• **YOUR GOAL**: For every line in the records that has the word "JSON", make a copy.
==== RECORD LIST
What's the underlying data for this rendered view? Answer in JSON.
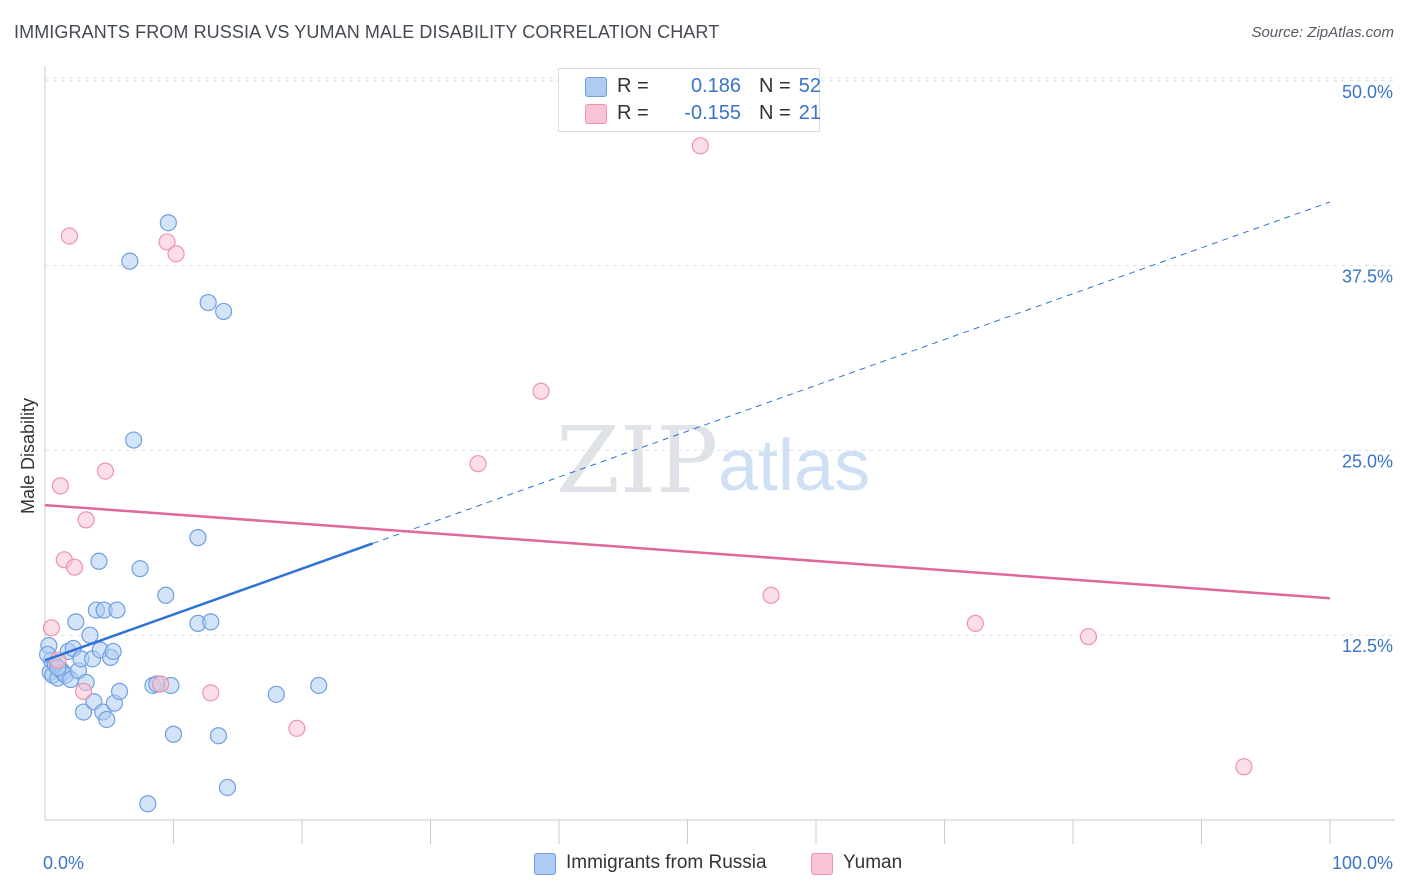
{
  "title": "IMMIGRANTS FROM RUSSIA VS YUMAN MALE DISABILITY CORRELATION CHART",
  "source": "Source: ZipAtlas.com",
  "watermark": {
    "zip": "ZIP",
    "atlas": "atlas"
  },
  "legend": {
    "series": [
      {
        "name": "Immigrants from Russia",
        "r_label": "R =",
        "r_value": "0.186",
        "n_label": "N =",
        "n_value": "52",
        "fill": "#aeccf3",
        "stroke": "#6f9fe0"
      },
      {
        "name": "Yuman",
        "r_label": "R =",
        "r_value": "-0.155",
        "n_label": "N =",
        "n_value": "21",
        "fill": "#f8c3d2",
        "stroke": "#ee93ae"
      }
    ]
  },
  "chart_data": {
    "type": "scatter",
    "title": "IMMIGRANTS FROM RUSSIA VS YUMAN MALE DISABILITY CORRELATION CHART",
    "xlabel": "",
    "ylabel": "Male Disability",
    "xlim": [
      0,
      100
    ],
    "ylim": [
      0,
      51
    ],
    "x_tick_labels": [
      {
        "value": 0,
        "label": "0.0%"
      },
      {
        "value": 100,
        "label": "100.0%"
      }
    ],
    "y_ticks": [
      {
        "value": 12.5,
        "label": "12.5%"
      },
      {
        "value": 25.0,
        "label": "25.0%"
      },
      {
        "value": 37.5,
        "label": "37.5%"
      },
      {
        "value": 50.0,
        "label": "50.0%"
      }
    ],
    "x_minor_ticks": [
      10,
      20,
      30,
      40,
      50,
      60,
      70,
      80,
      90,
      100
    ],
    "grid": true,
    "series": [
      {
        "name": "Immigrants from Russia",
        "color": "#6f9fe0",
        "fill": "#aeccf3",
        "points": [
          [
            0.3,
            11.8
          ],
          [
            0.4,
            10.0
          ],
          [
            0.5,
            10.8
          ],
          [
            0.6,
            9.8
          ],
          [
            0.8,
            10.5
          ],
          [
            1.0,
            9.6
          ],
          [
            1.2,
            10.2
          ],
          [
            1.4,
            10.0
          ],
          [
            1.6,
            9.8
          ],
          [
            1.8,
            11.4
          ],
          [
            2.0,
            9.5
          ],
          [
            2.2,
            11.6
          ],
          [
            2.4,
            13.4
          ],
          [
            2.6,
            10.1
          ],
          [
            2.8,
            10.9
          ],
          [
            3.0,
            7.3
          ],
          [
            3.2,
            9.3
          ],
          [
            3.5,
            12.5
          ],
          [
            3.7,
            10.9
          ],
          [
            3.8,
            8.0
          ],
          [
            4.0,
            14.2
          ],
          [
            4.2,
            17.5
          ],
          [
            4.3,
            11.5
          ],
          [
            4.5,
            7.3
          ],
          [
            4.6,
            14.2
          ],
          [
            4.8,
            6.8
          ],
          [
            5.1,
            11.0
          ],
          [
            5.3,
            11.4
          ],
          [
            5.4,
            7.9
          ],
          [
            5.6,
            14.2
          ],
          [
            5.8,
            8.7
          ],
          [
            6.6,
            37.8
          ],
          [
            6.9,
            25.7
          ],
          [
            7.4,
            17.0
          ],
          [
            8.0,
            1.1
          ],
          [
            8.4,
            9.1
          ],
          [
            9.4,
            15.2
          ],
          [
            9.6,
            40.4
          ],
          [
            10.0,
            5.8
          ],
          [
            9.8,
            9.1
          ],
          [
            11.9,
            19.1
          ],
          [
            11.9,
            13.3
          ],
          [
            12.7,
            35.0
          ],
          [
            12.9,
            13.4
          ],
          [
            13.5,
            5.7
          ],
          [
            13.9,
            34.4
          ],
          [
            14.2,
            2.2
          ],
          [
            18.0,
            8.5
          ],
          [
            21.3,
            9.1
          ],
          [
            8.7,
            9.2
          ],
          [
            1.0,
            10.3
          ],
          [
            0.2,
            11.2
          ]
        ],
        "trend": {
          "x0": 0,
          "y0": 10.8,
          "x1": 100,
          "y1": 41.8,
          "solid_until": 25.5
        }
      },
      {
        "name": "Yuman",
        "color": "#ee93ae",
        "fill": "#f8c3d2",
        "points": [
          [
            0.5,
            13.0
          ],
          [
            1.0,
            10.8
          ],
          [
            1.2,
            22.6
          ],
          [
            1.5,
            17.6
          ],
          [
            1.9,
            39.5
          ],
          [
            2.3,
            17.1
          ],
          [
            3.0,
            8.7
          ],
          [
            3.2,
            20.3
          ],
          [
            4.7,
            23.6
          ],
          [
            9.0,
            9.2
          ],
          [
            9.5,
            39.1
          ],
          [
            10.2,
            38.3
          ],
          [
            12.9,
            8.6
          ],
          [
            19.6,
            6.2
          ],
          [
            33.7,
            24.1
          ],
          [
            38.6,
            29.0
          ],
          [
            51.0,
            45.6
          ],
          [
            56.5,
            15.2
          ],
          [
            72.4,
            13.3
          ],
          [
            81.2,
            12.4
          ],
          [
            93.3,
            3.6
          ]
        ],
        "trend": {
          "x0": 0,
          "y0": 21.3,
          "x1": 100,
          "y1": 15.0
        }
      }
    ]
  }
}
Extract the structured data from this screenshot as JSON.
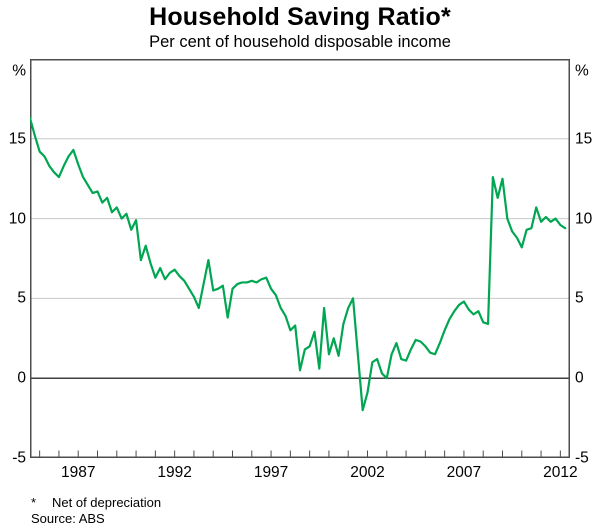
{
  "header": {
    "title": "Household Saving Ratio*",
    "subtitle": "Per cent of household disposable income"
  },
  "footnotes": {
    "asterisk": "*",
    "note": "Net of depreciation",
    "source": "Source: ABS"
  },
  "chart_data": {
    "type": "line",
    "title": "Household Saving Ratio*",
    "subtitle": "Per cent of household disposable income",
    "series_name": "Household saving ratio (net of depreciation)",
    "unit_label": "%",
    "xlim": [
      1984.5,
      2012.5
    ],
    "ylim": [
      -5,
      20
    ],
    "y_gridlines": [
      15,
      10,
      5
    ],
    "y_axis_labels": [
      15,
      10,
      5,
      0,
      -5
    ],
    "zero_line_at": 0,
    "x_tick_start_year": 1985,
    "x_tick_end_year": 2012,
    "x_tick_step": 1,
    "x_labels": [
      1987,
      1992,
      1997,
      2002,
      2007,
      2012
    ],
    "grid_on": true,
    "legend": "none",
    "line_color": "#00a651",
    "grid_color": "#c9c9c9",
    "frame_color": "#4d4d4d",
    "zero_line_color": "#000000",
    "x": [
      1984.5,
      1984.75,
      1985.0,
      1985.25,
      1985.5,
      1985.75,
      1986.0,
      1986.25,
      1986.5,
      1986.75,
      1987.0,
      1987.25,
      1987.5,
      1987.75,
      1988.0,
      1988.25,
      1988.5,
      1988.75,
      1989.0,
      1989.25,
      1989.5,
      1989.75,
      1990.0,
      1990.25,
      1990.5,
      1990.75,
      1991.0,
      1991.25,
      1991.5,
      1991.75,
      1992.0,
      1992.25,
      1992.5,
      1992.75,
      1993.0,
      1993.25,
      1993.5,
      1993.75,
      1994.0,
      1994.25,
      1994.5,
      1994.75,
      1995.0,
      1995.25,
      1995.5,
      1995.75,
      1996.0,
      1996.25,
      1996.5,
      1996.75,
      1997.0,
      1997.25,
      1997.5,
      1997.75,
      1998.0,
      1998.25,
      1998.5,
      1998.75,
      1999.0,
      1999.25,
      1999.5,
      1999.75,
      2000.0,
      2000.25,
      2000.5,
      2000.75,
      2001.0,
      2001.25,
      2001.5,
      2001.75,
      2002.0,
      2002.25,
      2002.5,
      2002.75,
      2003.0,
      2003.25,
      2003.5,
      2003.75,
      2004.0,
      2004.25,
      2004.5,
      2004.75,
      2005.0,
      2005.25,
      2005.5,
      2005.75,
      2006.0,
      2006.25,
      2006.5,
      2006.75,
      2007.0,
      2007.25,
      2007.5,
      2007.75,
      2008.0,
      2008.25,
      2008.5,
      2008.75,
      2009.0,
      2009.25,
      2009.5,
      2009.75,
      2010.0,
      2010.25,
      2010.5,
      2010.75,
      2011.0,
      2011.25,
      2011.5,
      2011.75,
      2012.0,
      2012.25
    ],
    "values": [
      16.3,
      15.2,
      14.2,
      13.9,
      13.3,
      12.9,
      12.6,
      13.3,
      13.9,
      14.3,
      13.4,
      12.6,
      12.1,
      11.6,
      11.7,
      11.0,
      11.3,
      10.4,
      10.7,
      10.0,
      10.3,
      9.3,
      9.9,
      7.4,
      8.3,
      7.2,
      6.3,
      6.9,
      6.2,
      6.6,
      6.8,
      6.4,
      6.1,
      5.6,
      5.1,
      4.4,
      5.9,
      7.4,
      5.5,
      5.6,
      5.8,
      3.8,
      5.6,
      5.9,
      6.0,
      6.0,
      6.1,
      6.0,
      6.2,
      6.3,
      5.6,
      5.2,
      4.4,
      3.9,
      3.0,
      3.3,
      0.5,
      1.8,
      2.0,
      2.9,
      0.6,
      4.4,
      1.5,
      2.5,
      1.4,
      3.4,
      4.4,
      5.0,
      1.5,
      -2.0,
      -0.9,
      1.0,
      1.2,
      0.3,
      0.0,
      1.5,
      2.2,
      1.2,
      1.1,
      1.8,
      2.4,
      2.3,
      2.0,
      1.6,
      1.5,
      2.2,
      3.0,
      3.7,
      4.2,
      4.6,
      4.8,
      4.3,
      4.0,
      4.2,
      3.5,
      3.4,
      12.6,
      11.3,
      12.5,
      10.0,
      9.2,
      8.8,
      8.2,
      9.3,
      9.4,
      10.7,
      9.8,
      10.1,
      9.8,
      10.0,
      9.6,
      9.4
    ]
  },
  "plot_geometry_note": "plot box 540x399 at (30,59)"
}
========
• **PROBLEM SOLUTION**:
What's the underlying data for this rendered view? Answer in JSON.
Extract the structured data from this screenshot as JSON.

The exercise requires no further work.